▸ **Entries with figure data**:
#####

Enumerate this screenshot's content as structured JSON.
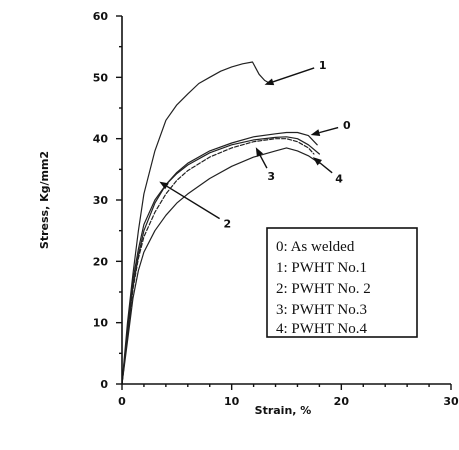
{
  "chart_data": {
    "type": "line",
    "xlabel": "Strain, %",
    "ylabel": "Stress, Kg/mm2",
    "xlim": [
      0,
      30
    ],
    "ylim": [
      0,
      60
    ],
    "x_ticks": [
      "0",
      "10",
      "20",
      "30"
    ],
    "y_ticks": [
      "0",
      "10",
      "20",
      "30",
      "40",
      "50",
      "60"
    ],
    "grid": false,
    "legend_position": "bottom-right",
    "legend": [
      "0: As welded",
      "1: PWHT No.1",
      "2: PWHT No. 2",
      "3: PWHT No.3",
      "4: PWHT No.4"
    ],
    "series": [
      {
        "name": "1",
        "dash": "",
        "points": [
          [
            0,
            0
          ],
          [
            0.5,
            10
          ],
          [
            1,
            18
          ],
          [
            1.5,
            25
          ],
          [
            2,
            31
          ],
          [
            3,
            38
          ],
          [
            4,
            43
          ],
          [
            5,
            45.5
          ],
          [
            6,
            47.3
          ],
          [
            7,
            49
          ],
          [
            8,
            50
          ],
          [
            9,
            51
          ],
          [
            10,
            51.7
          ],
          [
            11,
            52.2
          ],
          [
            11.9,
            52.5
          ],
          [
            12.5,
            50.5
          ],
          [
            13,
            49.5
          ],
          [
            13.5,
            49
          ]
        ]
      },
      {
        "name": "0",
        "dash": "",
        "points": [
          [
            0,
            0
          ],
          [
            0.5,
            8
          ],
          [
            1,
            16
          ],
          [
            1.5,
            21
          ],
          [
            2,
            25
          ],
          [
            3,
            29.5
          ],
          [
            4,
            32.5
          ],
          [
            5,
            34.5
          ],
          [
            6,
            36
          ],
          [
            8,
            38
          ],
          [
            10,
            39.3
          ],
          [
            12,
            40.3
          ],
          [
            14,
            40.8
          ],
          [
            15,
            41
          ],
          [
            16,
            41
          ],
          [
            17,
            40.5
          ],
          [
            17.8,
            39
          ]
        ]
      },
      {
        "name": "2",
        "dash": "",
        "points": [
          [
            0,
            0
          ],
          [
            0.5,
            9
          ],
          [
            1,
            17
          ],
          [
            1.5,
            22
          ],
          [
            2,
            26
          ],
          [
            3,
            30
          ],
          [
            4,
            32.5
          ],
          [
            5,
            34.3
          ],
          [
            6,
            35.7
          ],
          [
            8,
            37.7
          ],
          [
            10,
            39
          ],
          [
            12,
            39.8
          ],
          [
            14,
            40.2
          ],
          [
            15,
            40.3
          ],
          [
            16,
            40
          ],
          [
            17,
            39
          ],
          [
            18,
            37.5
          ]
        ]
      },
      {
        "name": "3",
        "dash": "4 2",
        "points": [
          [
            0,
            0
          ],
          [
            0.5,
            8
          ],
          [
            1,
            15.5
          ],
          [
            1.5,
            20.5
          ],
          [
            2,
            24
          ],
          [
            3,
            28
          ],
          [
            4,
            31
          ],
          [
            5,
            33.2
          ],
          [
            6,
            34.8
          ],
          [
            8,
            37
          ],
          [
            10,
            38.5
          ],
          [
            12,
            39.5
          ],
          [
            14,
            40
          ],
          [
            15,
            40
          ],
          [
            16,
            39.5
          ],
          [
            17,
            38.5
          ],
          [
            17.5,
            37.5
          ]
        ]
      },
      {
        "name": "4",
        "dash": "",
        "points": [
          [
            0,
            0
          ],
          [
            0.5,
            7
          ],
          [
            1,
            14
          ],
          [
            1.5,
            18.5
          ],
          [
            2,
            21.5
          ],
          [
            3,
            25
          ],
          [
            4,
            27.5
          ],
          [
            5,
            29.5
          ],
          [
            6,
            31
          ],
          [
            8,
            33.5
          ],
          [
            10,
            35.5
          ],
          [
            12,
            37
          ],
          [
            14,
            38
          ],
          [
            15,
            38.5
          ],
          [
            16,
            38
          ],
          [
            17,
            37.2
          ],
          [
            18,
            36
          ]
        ]
      }
    ],
    "annotations": [
      {
        "label": "1",
        "arrow_tip": [
          13,
          48.8
        ],
        "text_at": [
          18.3,
          52
        ]
      },
      {
        "label": "0",
        "arrow_tip": [
          17.2,
          40.6
        ],
        "text_at": [
          20.5,
          42.2
        ]
      },
      {
        "label": "3",
        "arrow_tip": [
          12.2,
          38.6
        ],
        "text_at": [
          13.6,
          33.9
        ]
      },
      {
        "label": "4",
        "arrow_tip": [
          17.4,
          37
        ],
        "text_at": [
          19.8,
          33.5
        ]
      },
      {
        "label": "2",
        "arrow_tip": [
          3.4,
          33
        ],
        "text_at": [
          9.6,
          26.2
        ]
      }
    ]
  }
}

#####

Transcribe each entry above exactly, apart from the pictures.

Enumerate this screenshot's content as structured JSON.
{
  "chart_data": {
    "type": "line",
    "xlabel": "Strain, %",
    "ylabel": "Stress, Kg/mm2",
    "xlim": [
      0,
      30
    ],
    "ylim": [
      0,
      60
    ],
    "x_ticks": [
      "0",
      "10",
      "20",
      "30"
    ],
    "y_ticks": [
      "0",
      "10",
      "20",
      "30",
      "40",
      "50",
      "60"
    ],
    "grid": false,
    "legend_position": "bottom-right",
    "legend": [
      "0: As welded",
      "1: PWHT No.1",
      "2: PWHT No. 2",
      "3: PWHT No.3",
      "4: PWHT No.4"
    ],
    "series": [
      {
        "name": "1",
        "dash": "",
        "points": [
          [
            0,
            0
          ],
          [
            0.5,
            10
          ],
          [
            1,
            18
          ],
          [
            1.5,
            25
          ],
          [
            2,
            31
          ],
          [
            3,
            38
          ],
          [
            4,
            43
          ],
          [
            5,
            45.5
          ],
          [
            6,
            47.3
          ],
          [
            7,
            49
          ],
          [
            8,
            50
          ],
          [
            9,
            51
          ],
          [
            10,
            51.7
          ],
          [
            11,
            52.2
          ],
          [
            11.9,
            52.5
          ],
          [
            12.5,
            50.5
          ],
          [
            13,
            49.5
          ],
          [
            13.5,
            49
          ]
        ]
      },
      {
        "name": "0",
        "dash": "",
        "points": [
          [
            0,
            0
          ],
          [
            0.5,
            8
          ],
          [
            1,
            16
          ],
          [
            1.5,
            21
          ],
          [
            2,
            25
          ],
          [
            3,
            29.5
          ],
          [
            4,
            32.5
          ],
          [
            5,
            34.5
          ],
          [
            6,
            36
          ],
          [
            8,
            38
          ],
          [
            10,
            39.3
          ],
          [
            12,
            40.3
          ],
          [
            14,
            40.8
          ],
          [
            15,
            41
          ],
          [
            16,
            41
          ],
          [
            17,
            40.5
          ],
          [
            17.8,
            39
          ]
        ]
      },
      {
        "name": "2",
        "dash": "",
        "points": [
          [
            0,
            0
          ],
          [
            0.5,
            9
          ],
          [
            1,
            17
          ],
          [
            1.5,
            22
          ],
          [
            2,
            26
          ],
          [
            3,
            30
          ],
          [
            4,
            32.5
          ],
          [
            5,
            34.3
          ],
          [
            6,
            35.7
          ],
          [
            8,
            37.7
          ],
          [
            10,
            39
          ],
          [
            12,
            39.8
          ],
          [
            14,
            40.2
          ],
          [
            15,
            40.3
          ],
          [
            16,
            40
          ],
          [
            17,
            39
          ],
          [
            18,
            37.5
          ]
        ]
      },
      {
        "name": "3",
        "dash": "4 2",
        "points": [
          [
            0,
            0
          ],
          [
            0.5,
            8
          ],
          [
            1,
            15.5
          ],
          [
            1.5,
            20.5
          ],
          [
            2,
            24
          ],
          [
            3,
            28
          ],
          [
            4,
            31
          ],
          [
            5,
            33.2
          ],
          [
            6,
            34.8
          ],
          [
            8,
            37
          ],
          [
            10,
            38.5
          ],
          [
            12,
            39.5
          ],
          [
            14,
            40
          ],
          [
            15,
            40
          ],
          [
            16,
            39.5
          ],
          [
            17,
            38.5
          ],
          [
            17.5,
            37.5
          ]
        ]
      },
      {
        "name": "4",
        "dash": "",
        "points": [
          [
            0,
            0
          ],
          [
            0.5,
            7
          ],
          [
            1,
            14
          ],
          [
            1.5,
            18.5
          ],
          [
            2,
            21.5
          ],
          [
            3,
            25
          ],
          [
            4,
            27.5
          ],
          [
            5,
            29.5
          ],
          [
            6,
            31
          ],
          [
            8,
            33.5
          ],
          [
            10,
            35.5
          ],
          [
            12,
            37
          ],
          [
            14,
            38
          ],
          [
            15,
            38.5
          ],
          [
            16,
            38
          ],
          [
            17,
            37.2
          ],
          [
            18,
            36
          ]
        ]
      }
    ],
    "annotations": [
      {
        "label": "1",
        "arrow_tip": [
          13,
          48.8
        ],
        "text_at": [
          18.3,
          52
        ]
      },
      {
        "label": "0",
        "arrow_tip": [
          17.2,
          40.6
        ],
        "text_at": [
          20.5,
          42.2
        ]
      },
      {
        "label": "3",
        "arrow_tip": [
          12.2,
          38.6
        ],
        "text_at": [
          13.6,
          33.9
        ]
      },
      {
        "label": "4",
        "arrow_tip": [
          17.4,
          37
        ],
        "text_at": [
          19.8,
          33.5
        ]
      },
      {
        "label": "2",
        "arrow_tip": [
          3.4,
          33
        ],
        "text_at": [
          9.6,
          26.2
        ]
      }
    ]
  }
}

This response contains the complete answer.